## Work to complete
From the listing below, copy every line with the word "реагента".

(A run of records)
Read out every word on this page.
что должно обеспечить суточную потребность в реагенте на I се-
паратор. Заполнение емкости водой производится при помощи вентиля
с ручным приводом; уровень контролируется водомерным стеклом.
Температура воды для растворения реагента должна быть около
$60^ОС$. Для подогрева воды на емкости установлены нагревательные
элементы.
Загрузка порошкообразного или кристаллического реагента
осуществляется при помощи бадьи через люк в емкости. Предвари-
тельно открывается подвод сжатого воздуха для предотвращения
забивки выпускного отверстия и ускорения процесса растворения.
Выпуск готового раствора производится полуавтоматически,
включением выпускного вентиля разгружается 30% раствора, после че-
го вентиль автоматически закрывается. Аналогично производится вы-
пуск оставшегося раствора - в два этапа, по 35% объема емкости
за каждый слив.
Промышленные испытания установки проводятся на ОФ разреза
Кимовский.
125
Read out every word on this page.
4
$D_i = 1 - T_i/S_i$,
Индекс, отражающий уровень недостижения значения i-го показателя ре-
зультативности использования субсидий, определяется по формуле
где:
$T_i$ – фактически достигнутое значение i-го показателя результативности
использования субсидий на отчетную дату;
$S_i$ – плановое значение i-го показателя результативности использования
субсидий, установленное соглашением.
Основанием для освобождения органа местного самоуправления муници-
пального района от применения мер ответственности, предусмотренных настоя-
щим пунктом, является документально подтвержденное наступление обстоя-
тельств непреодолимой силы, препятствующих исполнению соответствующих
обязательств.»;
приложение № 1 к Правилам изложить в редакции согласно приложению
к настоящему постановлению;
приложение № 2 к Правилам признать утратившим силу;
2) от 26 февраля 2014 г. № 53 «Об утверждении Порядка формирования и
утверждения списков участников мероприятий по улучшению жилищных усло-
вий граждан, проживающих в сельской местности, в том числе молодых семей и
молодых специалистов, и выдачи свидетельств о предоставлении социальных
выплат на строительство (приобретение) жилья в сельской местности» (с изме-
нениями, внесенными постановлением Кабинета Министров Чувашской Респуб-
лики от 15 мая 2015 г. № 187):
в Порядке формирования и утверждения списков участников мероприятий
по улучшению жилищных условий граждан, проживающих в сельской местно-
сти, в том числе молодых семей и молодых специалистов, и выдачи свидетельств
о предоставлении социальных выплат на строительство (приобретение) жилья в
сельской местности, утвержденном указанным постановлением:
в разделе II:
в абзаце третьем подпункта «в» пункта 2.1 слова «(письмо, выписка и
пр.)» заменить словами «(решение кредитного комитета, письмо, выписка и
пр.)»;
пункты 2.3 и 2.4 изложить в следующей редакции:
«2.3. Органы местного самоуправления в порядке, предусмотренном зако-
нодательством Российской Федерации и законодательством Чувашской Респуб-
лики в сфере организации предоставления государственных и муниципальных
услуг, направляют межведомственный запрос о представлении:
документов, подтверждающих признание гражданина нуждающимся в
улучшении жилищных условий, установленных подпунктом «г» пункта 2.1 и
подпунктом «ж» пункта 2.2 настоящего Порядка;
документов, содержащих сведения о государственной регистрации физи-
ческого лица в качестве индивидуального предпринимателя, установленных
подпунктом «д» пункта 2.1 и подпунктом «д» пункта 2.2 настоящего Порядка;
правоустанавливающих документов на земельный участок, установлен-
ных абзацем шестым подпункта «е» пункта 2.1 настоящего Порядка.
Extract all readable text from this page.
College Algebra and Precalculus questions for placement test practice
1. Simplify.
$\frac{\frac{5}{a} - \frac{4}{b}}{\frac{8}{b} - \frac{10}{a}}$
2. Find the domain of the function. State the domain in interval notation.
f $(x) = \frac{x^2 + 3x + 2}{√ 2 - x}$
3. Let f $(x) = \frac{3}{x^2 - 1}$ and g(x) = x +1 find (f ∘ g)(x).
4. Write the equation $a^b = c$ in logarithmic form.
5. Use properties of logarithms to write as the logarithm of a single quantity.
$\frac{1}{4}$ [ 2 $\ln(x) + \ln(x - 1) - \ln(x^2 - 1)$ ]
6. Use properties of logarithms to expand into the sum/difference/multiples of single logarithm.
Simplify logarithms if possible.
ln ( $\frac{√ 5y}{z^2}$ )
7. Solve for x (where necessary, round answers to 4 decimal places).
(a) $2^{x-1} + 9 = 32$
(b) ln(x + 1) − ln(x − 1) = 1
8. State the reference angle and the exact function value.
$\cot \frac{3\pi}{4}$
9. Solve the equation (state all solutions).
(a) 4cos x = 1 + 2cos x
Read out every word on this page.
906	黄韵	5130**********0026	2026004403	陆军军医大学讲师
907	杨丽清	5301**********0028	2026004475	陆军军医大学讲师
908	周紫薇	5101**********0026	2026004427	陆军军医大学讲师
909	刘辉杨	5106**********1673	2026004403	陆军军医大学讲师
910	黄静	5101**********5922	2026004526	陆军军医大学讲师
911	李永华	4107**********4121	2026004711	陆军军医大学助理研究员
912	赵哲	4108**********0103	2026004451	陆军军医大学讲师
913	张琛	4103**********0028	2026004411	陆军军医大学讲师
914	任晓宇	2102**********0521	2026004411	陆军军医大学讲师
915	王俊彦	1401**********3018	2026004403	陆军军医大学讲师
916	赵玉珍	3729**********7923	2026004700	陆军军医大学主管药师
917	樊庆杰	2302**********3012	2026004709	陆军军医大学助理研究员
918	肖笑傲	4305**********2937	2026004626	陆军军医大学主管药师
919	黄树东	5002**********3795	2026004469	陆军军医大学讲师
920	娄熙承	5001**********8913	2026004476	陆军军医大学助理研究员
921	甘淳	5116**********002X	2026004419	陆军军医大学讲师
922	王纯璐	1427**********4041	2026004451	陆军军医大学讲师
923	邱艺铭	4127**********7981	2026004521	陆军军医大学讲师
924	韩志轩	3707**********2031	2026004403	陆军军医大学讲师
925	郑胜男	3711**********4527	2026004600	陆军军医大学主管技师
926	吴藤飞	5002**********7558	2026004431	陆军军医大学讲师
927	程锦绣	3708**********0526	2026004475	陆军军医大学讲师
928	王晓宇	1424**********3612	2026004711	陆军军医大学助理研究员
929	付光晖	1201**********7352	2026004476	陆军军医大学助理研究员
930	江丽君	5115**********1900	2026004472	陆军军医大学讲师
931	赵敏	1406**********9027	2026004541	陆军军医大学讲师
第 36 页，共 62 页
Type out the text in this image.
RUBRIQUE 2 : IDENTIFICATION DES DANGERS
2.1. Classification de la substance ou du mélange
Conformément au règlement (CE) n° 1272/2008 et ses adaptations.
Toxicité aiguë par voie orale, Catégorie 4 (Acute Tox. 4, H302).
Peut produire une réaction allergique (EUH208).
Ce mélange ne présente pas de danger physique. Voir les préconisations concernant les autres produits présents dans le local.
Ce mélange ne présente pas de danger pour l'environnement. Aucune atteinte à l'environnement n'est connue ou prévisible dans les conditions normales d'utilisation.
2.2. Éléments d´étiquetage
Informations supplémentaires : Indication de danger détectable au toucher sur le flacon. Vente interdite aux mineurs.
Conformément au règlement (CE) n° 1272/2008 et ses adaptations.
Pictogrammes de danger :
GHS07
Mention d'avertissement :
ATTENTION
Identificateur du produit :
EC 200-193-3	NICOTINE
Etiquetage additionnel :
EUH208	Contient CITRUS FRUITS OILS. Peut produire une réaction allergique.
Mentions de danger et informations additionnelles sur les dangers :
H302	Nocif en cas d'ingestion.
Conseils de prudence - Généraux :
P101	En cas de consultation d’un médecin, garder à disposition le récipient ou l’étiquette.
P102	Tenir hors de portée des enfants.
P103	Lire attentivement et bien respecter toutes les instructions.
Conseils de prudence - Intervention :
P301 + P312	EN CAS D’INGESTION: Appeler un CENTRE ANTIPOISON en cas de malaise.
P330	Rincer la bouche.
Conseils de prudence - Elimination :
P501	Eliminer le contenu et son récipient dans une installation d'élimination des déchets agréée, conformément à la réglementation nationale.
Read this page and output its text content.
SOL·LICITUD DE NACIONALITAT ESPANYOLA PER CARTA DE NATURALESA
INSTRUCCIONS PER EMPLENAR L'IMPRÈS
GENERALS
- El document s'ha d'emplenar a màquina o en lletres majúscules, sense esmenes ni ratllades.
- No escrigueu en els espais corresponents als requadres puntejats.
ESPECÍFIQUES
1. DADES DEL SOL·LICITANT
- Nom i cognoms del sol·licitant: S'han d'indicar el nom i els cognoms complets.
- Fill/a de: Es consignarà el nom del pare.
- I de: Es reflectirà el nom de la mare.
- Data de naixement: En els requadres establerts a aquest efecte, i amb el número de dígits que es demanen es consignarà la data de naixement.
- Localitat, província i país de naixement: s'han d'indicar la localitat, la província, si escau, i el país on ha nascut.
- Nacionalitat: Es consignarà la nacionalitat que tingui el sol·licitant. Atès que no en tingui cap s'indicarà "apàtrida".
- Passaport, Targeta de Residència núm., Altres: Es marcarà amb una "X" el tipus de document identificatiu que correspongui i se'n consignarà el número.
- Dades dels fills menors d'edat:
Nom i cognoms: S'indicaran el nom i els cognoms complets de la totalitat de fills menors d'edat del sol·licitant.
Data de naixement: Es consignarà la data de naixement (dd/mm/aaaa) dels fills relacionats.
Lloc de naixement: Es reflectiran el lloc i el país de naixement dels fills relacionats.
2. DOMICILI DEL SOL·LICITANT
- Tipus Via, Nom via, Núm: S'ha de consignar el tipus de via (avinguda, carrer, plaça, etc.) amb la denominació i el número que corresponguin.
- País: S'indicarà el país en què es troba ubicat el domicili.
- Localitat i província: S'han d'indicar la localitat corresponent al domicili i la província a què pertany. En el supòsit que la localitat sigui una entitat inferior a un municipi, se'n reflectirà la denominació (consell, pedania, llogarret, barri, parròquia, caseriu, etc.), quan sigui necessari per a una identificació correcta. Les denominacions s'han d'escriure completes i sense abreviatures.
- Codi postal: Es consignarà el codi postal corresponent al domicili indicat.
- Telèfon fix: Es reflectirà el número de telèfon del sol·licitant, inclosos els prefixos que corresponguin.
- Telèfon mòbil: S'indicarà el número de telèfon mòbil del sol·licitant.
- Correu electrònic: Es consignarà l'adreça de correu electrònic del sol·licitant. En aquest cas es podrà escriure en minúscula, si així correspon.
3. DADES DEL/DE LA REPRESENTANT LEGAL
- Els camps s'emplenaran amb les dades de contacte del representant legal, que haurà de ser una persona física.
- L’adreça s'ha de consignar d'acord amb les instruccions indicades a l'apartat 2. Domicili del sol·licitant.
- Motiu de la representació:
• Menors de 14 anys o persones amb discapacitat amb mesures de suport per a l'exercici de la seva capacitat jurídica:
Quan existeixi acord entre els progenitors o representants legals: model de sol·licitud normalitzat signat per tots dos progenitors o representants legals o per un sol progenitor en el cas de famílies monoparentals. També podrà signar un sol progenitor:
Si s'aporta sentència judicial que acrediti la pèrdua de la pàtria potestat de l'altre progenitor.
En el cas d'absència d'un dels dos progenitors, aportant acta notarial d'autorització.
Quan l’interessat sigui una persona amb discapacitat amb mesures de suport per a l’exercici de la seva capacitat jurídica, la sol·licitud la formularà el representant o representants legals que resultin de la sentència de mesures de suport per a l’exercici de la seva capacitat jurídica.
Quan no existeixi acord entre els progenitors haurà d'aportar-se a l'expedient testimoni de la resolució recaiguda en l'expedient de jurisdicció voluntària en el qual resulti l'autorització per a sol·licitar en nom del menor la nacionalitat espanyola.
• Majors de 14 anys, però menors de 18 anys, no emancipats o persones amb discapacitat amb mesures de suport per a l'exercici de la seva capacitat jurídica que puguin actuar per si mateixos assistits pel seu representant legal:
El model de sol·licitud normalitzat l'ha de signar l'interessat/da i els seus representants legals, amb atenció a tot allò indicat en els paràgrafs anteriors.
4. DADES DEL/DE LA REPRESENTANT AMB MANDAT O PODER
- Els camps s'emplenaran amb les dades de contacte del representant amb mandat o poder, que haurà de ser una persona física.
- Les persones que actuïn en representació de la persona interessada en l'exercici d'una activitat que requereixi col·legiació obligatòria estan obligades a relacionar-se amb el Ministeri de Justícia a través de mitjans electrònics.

## Response to the task
Температура воды для растворения реагента должна быть около
Загрузка порошкообразного или кристаллического реагента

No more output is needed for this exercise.